Exercise instructions:
Print the full abstract on combining radiation with IL-21 cancer immunotherapy, word for word and including its title.

Text section:
Radiation improved IL-21 cancer immunotherapy

Abstract Interleukin-21 is a pleiotropic cytokine which has shown promising antitumor activities in several preclinical models but the response rate in phase I–II clinical studies has been disappointing. Therefore, the optimal usage of IL-21 as an effective therapy against cancers remains to be studied. Radiotherapy, a well establish treatment modality for cancers, has shown its potential in immunogenic modulation by stimulating immune cell phagocytosis and inducing local tumor-associated antigens releasing. We hypothesize that a synergistic antitumor effect could be achieved by combining IL-21 with radiation through releasing neoantigens and amplifying adaptive antitumor immune responses against both primary and metastatic tumors. We treated mice bearing large established tumors with radiation, IL-21 or a combination of radiation and IL-21. Mice treated with radiation alone showed delayed tumor growth, while IL-21 treatment had very little effect. In contrast, a synergistic antitumor effect was achieved in the combination group, which not only led to complete tumor regression of primary tumors, but also significantly suppressed the growth of distant, untreated metastatic tumors. Mechanistic analysis revealed that combination therapy increased accumulation of tumor-infiltrating CD8+ T cells which showed enhanced functional activities, marked by increased expression of CD107a, IFN-γ and TNF-α. Moreover, mice that had been cured by the combination therapy developed memory responses against the subsequent tumor re-challenge. Our results demonstrate that combination of IL-21 and radiation has potent antitumor activity against both primary and metastatic tumors and could open a new perspective for cancer therapy.

Data excerpts:
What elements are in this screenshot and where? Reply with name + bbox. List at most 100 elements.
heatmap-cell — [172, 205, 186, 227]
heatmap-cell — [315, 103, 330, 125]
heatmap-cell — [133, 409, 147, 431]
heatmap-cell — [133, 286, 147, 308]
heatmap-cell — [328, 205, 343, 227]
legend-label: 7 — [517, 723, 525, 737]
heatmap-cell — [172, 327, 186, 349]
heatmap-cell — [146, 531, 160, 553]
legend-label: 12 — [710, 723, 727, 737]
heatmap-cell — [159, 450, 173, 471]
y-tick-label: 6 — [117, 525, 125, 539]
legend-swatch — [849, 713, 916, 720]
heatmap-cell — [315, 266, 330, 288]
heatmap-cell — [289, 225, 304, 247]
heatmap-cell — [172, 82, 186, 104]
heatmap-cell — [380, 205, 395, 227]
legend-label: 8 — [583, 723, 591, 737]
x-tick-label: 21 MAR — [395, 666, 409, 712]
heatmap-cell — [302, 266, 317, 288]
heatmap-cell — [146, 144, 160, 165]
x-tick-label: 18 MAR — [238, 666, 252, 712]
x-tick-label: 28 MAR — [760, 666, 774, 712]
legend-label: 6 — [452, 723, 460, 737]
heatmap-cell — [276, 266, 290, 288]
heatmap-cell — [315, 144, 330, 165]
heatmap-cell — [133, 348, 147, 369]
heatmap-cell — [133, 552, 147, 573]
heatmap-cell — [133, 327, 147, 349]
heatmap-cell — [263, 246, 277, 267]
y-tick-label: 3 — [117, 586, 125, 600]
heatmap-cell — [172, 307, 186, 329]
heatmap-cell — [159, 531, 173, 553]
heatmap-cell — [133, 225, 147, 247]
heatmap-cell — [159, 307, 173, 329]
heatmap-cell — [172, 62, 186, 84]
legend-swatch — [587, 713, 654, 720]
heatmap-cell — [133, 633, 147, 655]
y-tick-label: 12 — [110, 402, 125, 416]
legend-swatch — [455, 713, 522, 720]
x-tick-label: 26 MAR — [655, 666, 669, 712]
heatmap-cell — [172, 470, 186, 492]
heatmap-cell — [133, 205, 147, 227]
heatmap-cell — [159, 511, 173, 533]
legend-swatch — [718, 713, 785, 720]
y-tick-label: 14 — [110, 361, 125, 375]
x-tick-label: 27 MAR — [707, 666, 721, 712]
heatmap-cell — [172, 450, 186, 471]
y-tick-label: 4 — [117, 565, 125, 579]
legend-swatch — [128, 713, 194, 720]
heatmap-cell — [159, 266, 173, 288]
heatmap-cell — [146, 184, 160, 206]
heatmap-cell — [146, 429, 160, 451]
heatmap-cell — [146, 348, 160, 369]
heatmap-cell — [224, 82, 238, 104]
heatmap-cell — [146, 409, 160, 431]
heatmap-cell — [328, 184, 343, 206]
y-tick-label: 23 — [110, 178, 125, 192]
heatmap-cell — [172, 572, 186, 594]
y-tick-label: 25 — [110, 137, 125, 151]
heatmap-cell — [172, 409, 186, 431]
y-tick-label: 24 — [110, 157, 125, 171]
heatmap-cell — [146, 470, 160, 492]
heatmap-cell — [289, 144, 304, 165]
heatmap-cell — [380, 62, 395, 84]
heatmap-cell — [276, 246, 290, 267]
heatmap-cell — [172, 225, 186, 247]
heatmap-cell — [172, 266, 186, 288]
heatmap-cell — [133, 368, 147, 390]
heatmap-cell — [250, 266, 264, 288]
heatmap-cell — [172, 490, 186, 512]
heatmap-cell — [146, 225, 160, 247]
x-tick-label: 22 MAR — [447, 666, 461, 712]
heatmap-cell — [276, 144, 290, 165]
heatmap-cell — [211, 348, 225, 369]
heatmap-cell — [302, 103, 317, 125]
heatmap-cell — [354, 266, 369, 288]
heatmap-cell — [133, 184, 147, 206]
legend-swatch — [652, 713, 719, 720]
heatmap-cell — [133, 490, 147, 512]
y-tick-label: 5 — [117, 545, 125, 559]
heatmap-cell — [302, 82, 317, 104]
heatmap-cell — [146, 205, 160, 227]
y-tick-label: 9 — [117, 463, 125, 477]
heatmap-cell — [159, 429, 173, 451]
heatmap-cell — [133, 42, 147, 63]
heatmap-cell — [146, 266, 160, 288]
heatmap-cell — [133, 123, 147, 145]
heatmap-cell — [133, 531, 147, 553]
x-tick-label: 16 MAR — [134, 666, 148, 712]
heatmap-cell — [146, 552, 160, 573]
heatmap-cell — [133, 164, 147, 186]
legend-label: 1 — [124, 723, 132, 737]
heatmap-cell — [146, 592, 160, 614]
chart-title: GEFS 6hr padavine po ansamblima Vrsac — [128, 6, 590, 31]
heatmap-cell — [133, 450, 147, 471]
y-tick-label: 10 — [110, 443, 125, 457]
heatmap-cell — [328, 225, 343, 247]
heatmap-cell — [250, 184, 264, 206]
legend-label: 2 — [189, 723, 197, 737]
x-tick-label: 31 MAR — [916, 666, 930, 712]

Completed exercise:
Radiation improved IL-21 cancer immunotherapy

Abstract Interleukin-21 is a pleiotropic cytokine which has shown promising antitumor activities in several preclinical models but the response rate in phase I–II clinical studies has been disappointing. Therefore, the optimal usage of IL-21 as an effective therapy against cancers remains to be studied. Radiotherapy, a well establish treatment modality for cancers, has shown its potential in immunogenic modulation by stimulating immune cell phagocytosis and inducing local tumor-associated antigens releasing. We hypothesize that a synergistic antitumor effect could be achieved by combining IL-21 with radiation through releasing neoantigens and amplifying adaptive antitumor immune responses against both primary and metastatic tumors. We treated mice bearing large established tumors with radiation, IL-21 or a combination of radiation and IL-21. Mice treated with radiation alone showed delayed tumor growth, while IL-21 treatment had very little effect. In contrast, a synergistic antitumor effect was achieved in the combination group, which not only led to complete tumor regression of primary tumors, but also significantly suppressed the growth of distant, untreated metastatic tumors. Mechanistic analysis revealed that combination therapy increased accumulation of tumor-infiltrating CD8+ T cells which showed enhanced functional activities, marked by increased expression of CD107a, IFN-γ and TNF-α. Moreover, mice that had been cured by the combination therapy developed memory responses against the subsequent tumor re-challenge. Our results demonstrate that combination of IL-21 and radiation has potent antitumor activity against both primary and metastatic tumors and could open a new perspective for cancer therapy.